WHAT IS NEEDED: Identify every line in the records below that contains the word "series", and reproduce each one.

INFORMATION PROVIDED:
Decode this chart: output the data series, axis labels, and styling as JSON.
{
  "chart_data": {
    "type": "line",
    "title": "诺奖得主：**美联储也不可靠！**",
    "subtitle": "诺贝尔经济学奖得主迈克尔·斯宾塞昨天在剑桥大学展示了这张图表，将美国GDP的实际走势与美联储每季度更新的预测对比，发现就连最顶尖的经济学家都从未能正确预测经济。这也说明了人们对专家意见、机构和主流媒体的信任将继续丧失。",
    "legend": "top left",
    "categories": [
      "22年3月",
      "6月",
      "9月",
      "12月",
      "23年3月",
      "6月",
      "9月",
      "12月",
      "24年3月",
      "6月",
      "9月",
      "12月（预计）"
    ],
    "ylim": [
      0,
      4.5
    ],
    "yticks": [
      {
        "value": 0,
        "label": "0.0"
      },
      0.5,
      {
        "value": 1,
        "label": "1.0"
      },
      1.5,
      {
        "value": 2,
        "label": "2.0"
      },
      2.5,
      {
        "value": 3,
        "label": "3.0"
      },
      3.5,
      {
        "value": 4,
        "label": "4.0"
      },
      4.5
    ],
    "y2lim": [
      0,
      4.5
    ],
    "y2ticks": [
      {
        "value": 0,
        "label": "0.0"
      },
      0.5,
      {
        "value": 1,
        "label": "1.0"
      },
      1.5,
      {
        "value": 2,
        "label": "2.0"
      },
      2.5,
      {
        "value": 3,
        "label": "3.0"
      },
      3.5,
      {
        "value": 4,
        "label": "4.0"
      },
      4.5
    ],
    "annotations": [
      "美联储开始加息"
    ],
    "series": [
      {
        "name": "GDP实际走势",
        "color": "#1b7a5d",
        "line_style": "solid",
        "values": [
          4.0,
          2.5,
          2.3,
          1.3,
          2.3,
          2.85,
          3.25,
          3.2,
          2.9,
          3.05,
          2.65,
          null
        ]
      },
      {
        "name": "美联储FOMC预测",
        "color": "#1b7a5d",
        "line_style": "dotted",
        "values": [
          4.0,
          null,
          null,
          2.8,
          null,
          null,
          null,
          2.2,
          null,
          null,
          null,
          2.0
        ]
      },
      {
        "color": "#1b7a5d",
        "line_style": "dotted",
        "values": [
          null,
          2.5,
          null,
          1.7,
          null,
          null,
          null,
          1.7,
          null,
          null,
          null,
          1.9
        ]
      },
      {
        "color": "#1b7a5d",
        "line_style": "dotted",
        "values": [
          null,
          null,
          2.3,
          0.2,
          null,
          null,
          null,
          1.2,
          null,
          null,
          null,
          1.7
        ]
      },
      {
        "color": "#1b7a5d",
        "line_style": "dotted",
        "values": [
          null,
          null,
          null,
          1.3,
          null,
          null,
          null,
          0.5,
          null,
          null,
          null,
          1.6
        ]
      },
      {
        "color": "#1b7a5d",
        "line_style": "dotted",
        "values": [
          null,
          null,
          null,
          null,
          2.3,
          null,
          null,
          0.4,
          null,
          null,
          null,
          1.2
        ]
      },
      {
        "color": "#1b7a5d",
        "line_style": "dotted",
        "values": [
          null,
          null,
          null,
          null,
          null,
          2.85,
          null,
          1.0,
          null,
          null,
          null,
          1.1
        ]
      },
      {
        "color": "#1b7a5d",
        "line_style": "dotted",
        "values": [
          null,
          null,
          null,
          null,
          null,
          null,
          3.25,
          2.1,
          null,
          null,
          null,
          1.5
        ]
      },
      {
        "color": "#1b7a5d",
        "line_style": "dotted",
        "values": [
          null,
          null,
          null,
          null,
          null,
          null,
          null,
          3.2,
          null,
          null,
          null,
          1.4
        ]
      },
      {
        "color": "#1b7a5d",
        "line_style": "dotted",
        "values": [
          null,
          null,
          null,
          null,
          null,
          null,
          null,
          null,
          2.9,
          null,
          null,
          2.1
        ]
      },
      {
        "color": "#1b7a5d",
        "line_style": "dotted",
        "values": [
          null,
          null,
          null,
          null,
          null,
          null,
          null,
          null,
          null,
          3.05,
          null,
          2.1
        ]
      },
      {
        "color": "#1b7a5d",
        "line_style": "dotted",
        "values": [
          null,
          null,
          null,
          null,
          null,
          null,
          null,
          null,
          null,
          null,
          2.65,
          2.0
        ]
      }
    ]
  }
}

EXERCISE OUTPUT:
Decode this chart: output the data series, axis labels, and styling as JSON.
    "series": [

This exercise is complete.